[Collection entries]
*****

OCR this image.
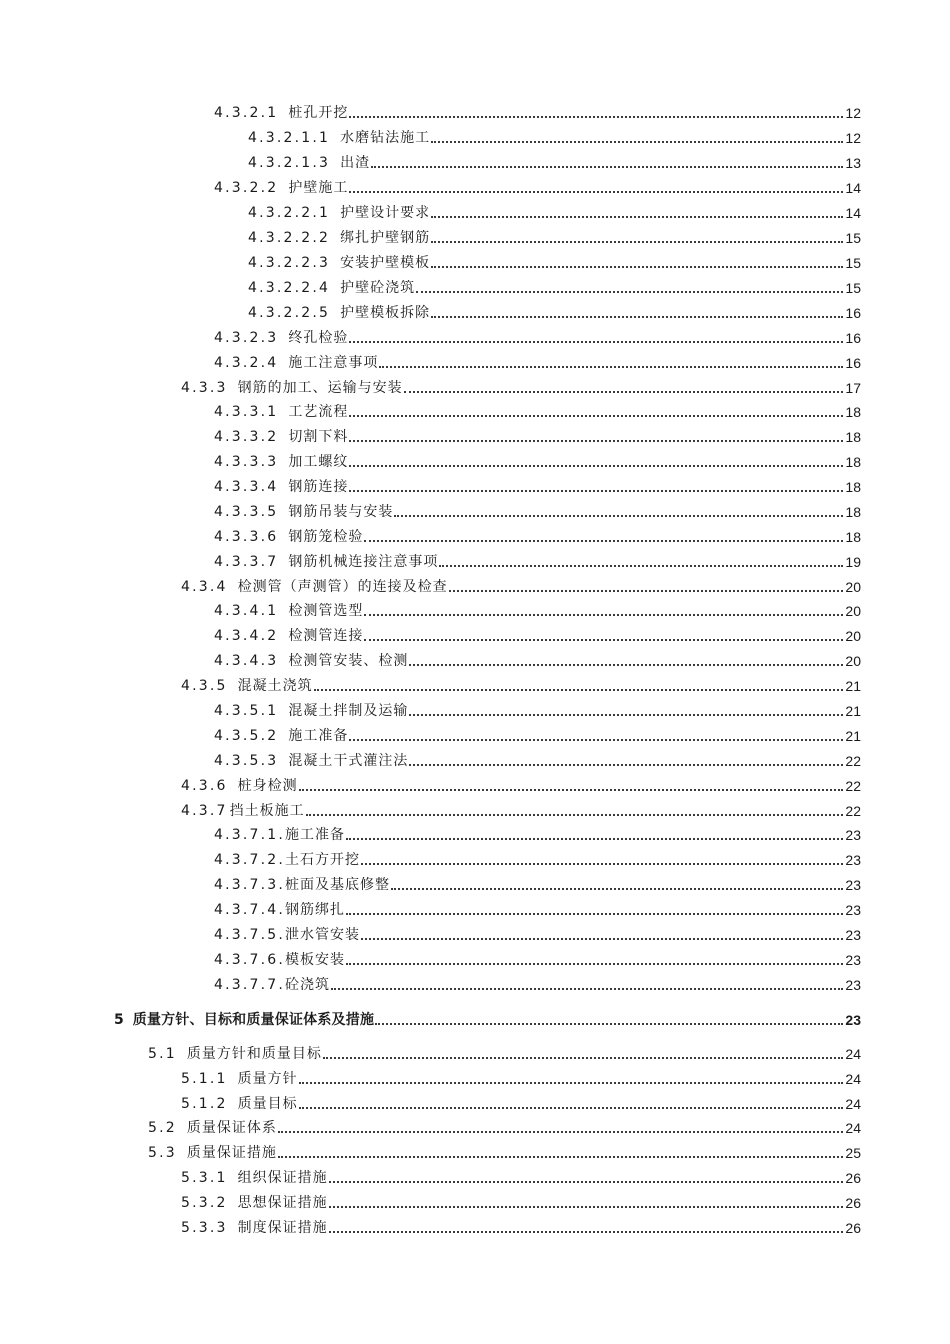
4.3.2.1 桩孔开挖	12
4.3.2.1.1 水磨钻法施工	12
4.3.2.1.3 出渣	13
4.3.2.2 护壁施工	14
4.3.2.2.1 护壁设计要求	14
4.3.2.2.2 绑扎护壁钢筋	15
4.3.2.2.3 安装护壁模板	15
4.3.2.2.4 护壁砼浇筑	15
4.3.2.2.5 护壁模板拆除	16
4.3.2.3 终孔检验	16
4.3.2.4 施工注意事项	16
4.3.3 钢筋的加工、运输与安装	17
4.3.3.1 工艺流程	18
4.3.3.2 切割下料	18
4.3.3.3 加工螺纹	18
4.3.3.4 钢筋连接	18
4.3.3.5 钢筋吊装与安装	18
4.3.3.6 钢筋笼检验	18
4.3.3.7 钢筋机械连接注意事项	19
4.3.4 检测管（声测管）的连接及检查	20
4.3.4.1 检测管选型	20
4.3.4.2 检测管连接	20
4.3.4.3 检测管安装、检测	20
4.3.5 混凝土浇筑	21
4.3.5.1 混凝土拌制及运输	21
4.3.5.2 施工准备	21
4.3.5.3 混凝土干式灌注法	22
4.3.6 桩身检测	22
4.3.7 挡土板施工	22
4.3.7.1. 施工准备	23
4.3.7.2. 土石方开挖	23
4.3.7.3. 桩面及基底修整	23
4.3.7.4. 钢筋绑扎	23
4.3.7.5. 泄水管安装	23
4.3.7.6. 模板安装	23
4.3.7.7. 砼浇筑	23
5 质量方针、目标和质量保证体系及措施	23
5.1 质量方针和质量目标	24
5.1.1 质量方针	24
5.1.2 质量目标	24
5.2 质量保证体系	24
5.3 质量保证措施	25
5.3.1 组织保证措施	26
5.3.2 思想保证措施	26
5.3.3 制度保证措施	26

*****

STATED TASK: Repeat the material above verbatim, with no pictures in the output.

TASK OUTPUT:
OCR this image.
4.3.2.1 桩孔开挖	12
4.3.2.1.1 水磨钻法施工	12
4.3.2.1.3 出渣	13
4.3.2.2 护壁施工	14
4.3.2.2.1 护壁设计要求	14
4.3.2.2.2 绑扎护壁钢筋	15
4.3.2.2.3 安装护壁模板	15
4.3.2.2.4 护壁砼浇筑	15
4.3.2.2.5 护壁模板拆除	16
4.3.2.3 终孔检验	16
4.3.2.4 施工注意事项	16
4.3.3 钢筋的加工、运输与安装	17
4.3.3.1 工艺流程	18
4.3.3.2 切割下料	18
4.3.3.3 加工螺纹	18
4.3.3.4 钢筋连接	18
4.3.3.5 钢筋吊装与安装	18
4.3.3.6 钢筋笼检验	18
4.3.3.7 钢筋机械连接注意事项	19
4.3.4 检测管（声测管）的连接及检查	20
4.3.4.1 检测管选型	20
4.3.4.2 检测管连接	20
4.3.4.3 检测管安装、检测	20
4.3.5 混凝土浇筑	21
4.3.5.1 混凝土拌制及运输	21
4.3.5.2 施工准备	21
4.3.5.3 混凝土干式灌注法	22
4.3.6 桩身检测	22
4.3.7 挡土板施工	22
4.3.7.1. 施工准备	23
4.3.7.2. 土石方开挖	23
4.3.7.3. 桩面及基底修整	23
4.3.7.4. 钢筋绑扎	23
4.3.7.5. 泄水管安装	23
4.3.7.6. 模板安装	23
4.3.7.7. 砼浇筑	23
5 质量方针、目标和质量保证体系及措施	23
5.1 质量方针和质量目标	24
5.1.1 质量方针	24
5.1.2 质量目标	24
5.2 质量保证体系	24
5.3 质量保证措施	25
5.3.1 组织保证措施	26
5.3.2 思想保证措施	26
5.3.3 制度保证措施	26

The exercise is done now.